§ Written exercise
Copy the data that follows, character for character, minus the pictures.

§ Entries
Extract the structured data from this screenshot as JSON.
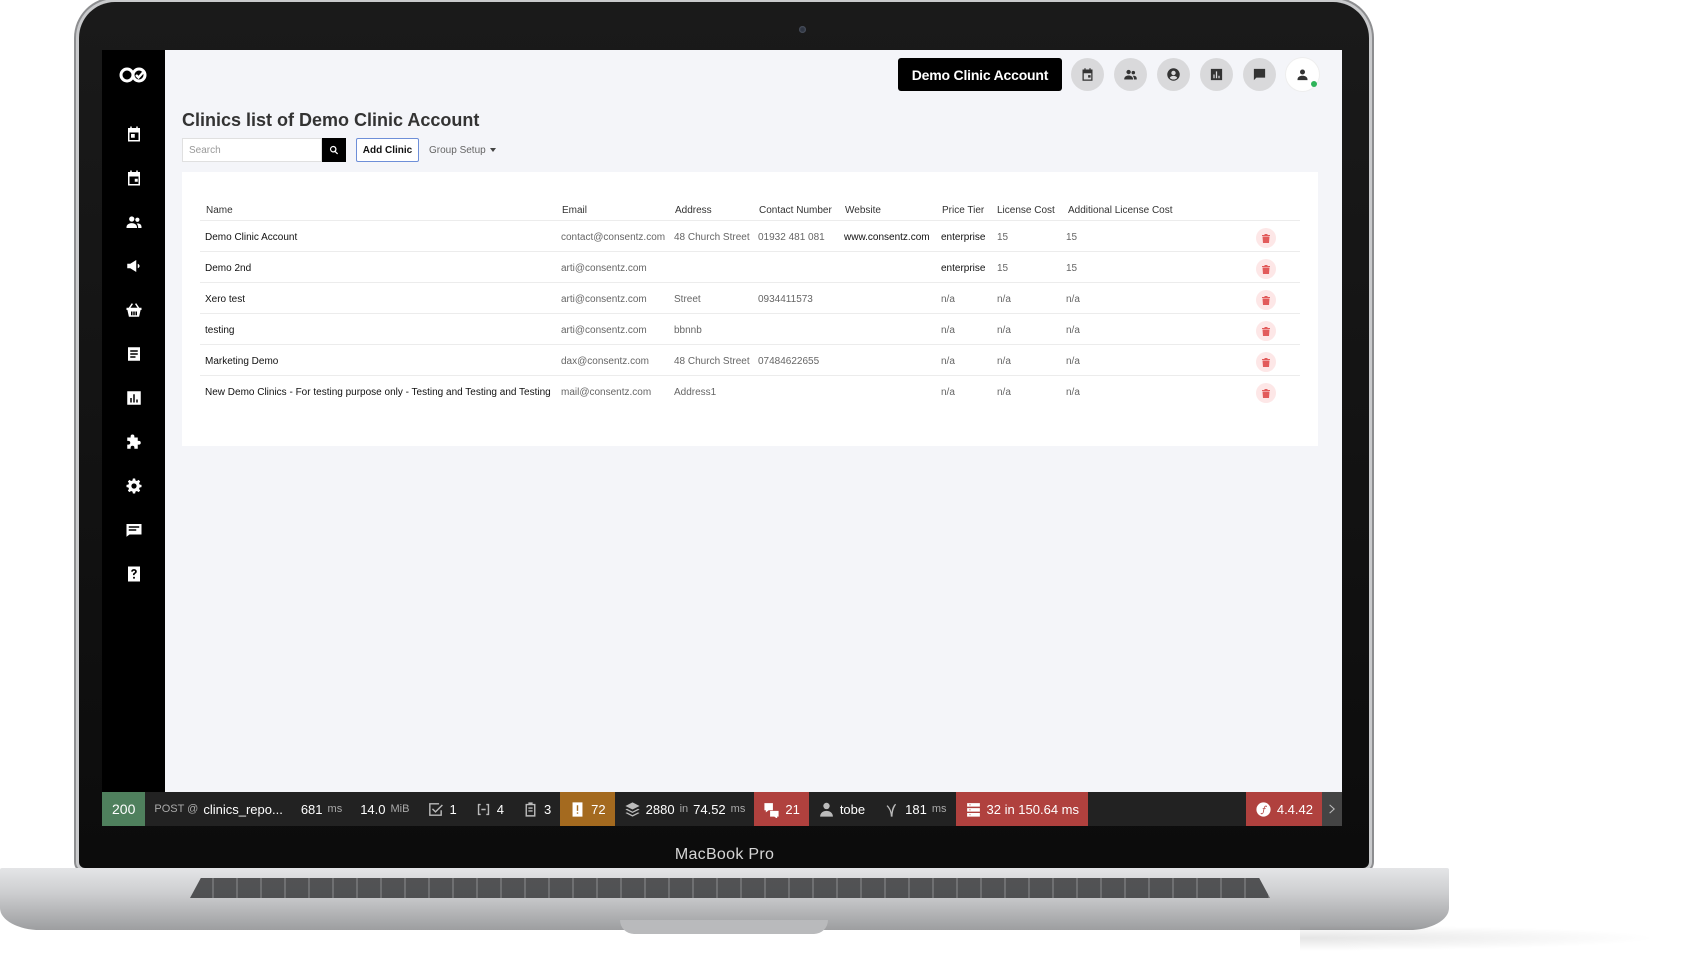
{
  "device": {
    "brand_label": "MacBook Pro"
  },
  "header": {
    "account_name": "Demo Clinic Account",
    "icons": [
      "calendar-icon",
      "users-icon",
      "user-circle-icon",
      "report-icon",
      "chat-icon",
      "avatar-icon"
    ]
  },
  "sidebar": {
    "icons": [
      "calendar-icon",
      "calendar-event-icon",
      "people-icon",
      "megaphone-icon",
      "basket-icon",
      "document-icon",
      "chart-icon",
      "puzzle-icon",
      "gear-icon",
      "message-icon",
      "help-icon"
    ]
  },
  "page": {
    "title": "Clinics list of Demo Clinic Account",
    "search_placeholder": "Search",
    "add_clinic_label": "Add Clinic",
    "group_setup_label": "Group Setup"
  },
  "table": {
    "columns": [
      "Name",
      "Email",
      "Address",
      "Contact Number",
      "Website",
      "Price Tier",
      "License Cost",
      "Additional License Cost"
    ],
    "rows": [
      {
        "name": "Demo Clinic Account",
        "email": "contact@consentz.com",
        "address": "48 Church Street",
        "contact": "01932 481 081",
        "website": "www.consentz.com",
        "tier": "enterprise",
        "license": "15",
        "additional": "15"
      },
      {
        "name": "Demo 2nd",
        "email": "arti@consentz.com",
        "address": "",
        "contact": "",
        "website": "",
        "tier": "enterprise",
        "license": "15",
        "additional": "15"
      },
      {
        "name": "Xero test",
        "email": "arti@consentz.com",
        "address": "Street",
        "contact": "0934411573",
        "website": "",
        "tier": "n/a",
        "license": "n/a",
        "additional": "n/a"
      },
      {
        "name": "testing",
        "email": "arti@consentz.com",
        "address": "bbnnb",
        "contact": "",
        "website": "",
        "tier": "n/a",
        "license": "n/a",
        "additional": "n/a"
      },
      {
        "name": "Marketing Demo",
        "email": "dax@consentz.com",
        "address": "48 Church Street",
        "contact": "07484622655",
        "website": "",
        "tier": "n/a",
        "license": "n/a",
        "additional": "n/a"
      },
      {
        "name": "New Demo Clinics - For testing purpose only - Testing and Testing and Testing",
        "email": "mail@consentz.com",
        "address": "Address1",
        "contact": "",
        "website": "",
        "tier": "n/a",
        "license": "n/a",
        "additional": "n/a"
      }
    ]
  },
  "devbar": {
    "status": "200",
    "method": "POST @",
    "route": "clinics_repo...",
    "time": "681",
    "time_unit": "ms",
    "memory": "14.0",
    "memory_unit": "MiB",
    "validations": "1",
    "forms": "4",
    "logs": "3",
    "warnings": "72",
    "cache": "2880",
    "cache_in": "in",
    "cache_time": "74.52",
    "cache_unit": "ms",
    "translations": "21",
    "user": "tobe",
    "render_time": "181",
    "render_unit": "ms",
    "db": "32 in 150.64 ms",
    "version": "4.4.42",
    "colors": {
      "status": "#4f805d",
      "warning": "#a46a1f",
      "error": "#b0413e"
    }
  }
}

§ Exercise answer
Extract the structured data from this screenshot as JSON.
{
  "device": {
    "brand_label": "MacBook Pro"
  },
  "header": {
    "account_name": "Demo Clinic Account",
    "icons": [
      "calendar-icon",
      "users-icon",
      "user-circle-icon",
      "report-icon",
      "chat-icon",
      "avatar-icon"
    ]
  },
  "sidebar": {
    "icons": [
      "calendar-icon",
      "calendar-event-icon",
      "people-icon",
      "megaphone-icon",
      "basket-icon",
      "document-icon",
      "chart-icon",
      "puzzle-icon",
      "gear-icon",
      "message-icon",
      "help-icon"
    ]
  },
  "page": {
    "title": "Clinics list of Demo Clinic Account",
    "search_placeholder": "Search",
    "add_clinic_label": "Add Clinic",
    "group_setup_label": "Group Setup"
  },
  "table": {
    "columns": [
      "Name",
      "Email",
      "Address",
      "Contact Number",
      "Website",
      "Price Tier",
      "License Cost",
      "Additional License Cost"
    ],
    "rows": [
      {
        "name": "Demo Clinic Account",
        "email": "contact@consentz.com",
        "address": "48 Church Street",
        "contact": "01932 481 081",
        "website": "www.consentz.com",
        "tier": "enterprise",
        "license": "15",
        "additional": "15"
      },
      {
        "name": "Demo 2nd",
        "email": "arti@consentz.com",
        "address": "",
        "contact": "",
        "website": "",
        "tier": "enterprise",
        "license": "15",
        "additional": "15"
      },
      {
        "name": "Xero test",
        "email": "arti@consentz.com",
        "address": "Street",
        "contact": "0934411573",
        "website": "",
        "tier": "n/a",
        "license": "n/a",
        "additional": "n/a"
      },
      {
        "name": "testing",
        "email": "arti@consentz.com",
        "address": "bbnnb",
        "contact": "",
        "website": "",
        "tier": "n/a",
        "license": "n/a",
        "additional": "n/a"
      },
      {
        "name": "Marketing Demo",
        "email": "dax@consentz.com",
        "address": "48 Church Street",
        "contact": "07484622655",
        "website": "",
        "tier": "n/a",
        "license": "n/a",
        "additional": "n/a"
      },
      {
        "name": "New Demo Clinics - For testing purpose only - Testing and Testing and Testing",
        "email": "mail@consentz.com",
        "address": "Address1",
        "contact": "",
        "website": "",
        "tier": "n/a",
        "license": "n/a",
        "additional": "n/a"
      }
    ]
  },
  "devbar": {
    "status": "200",
    "method": "POST @",
    "route": "clinics_repo...",
    "time": "681",
    "time_unit": "ms",
    "memory": "14.0",
    "memory_unit": "MiB",
    "validations": "1",
    "forms": "4",
    "logs": "3",
    "warnings": "72",
    "cache": "2880",
    "cache_in": "in",
    "cache_time": "74.52",
    "cache_unit": "ms",
    "translations": "21",
    "user": "tobe",
    "render_time": "181",
    "render_unit": "ms",
    "db": "32 in 150.64 ms",
    "version": "4.4.42",
    "colors": {
      "status": "#4f805d",
      "warning": "#a46a1f",
      "error": "#b0413e"
    }
  }
}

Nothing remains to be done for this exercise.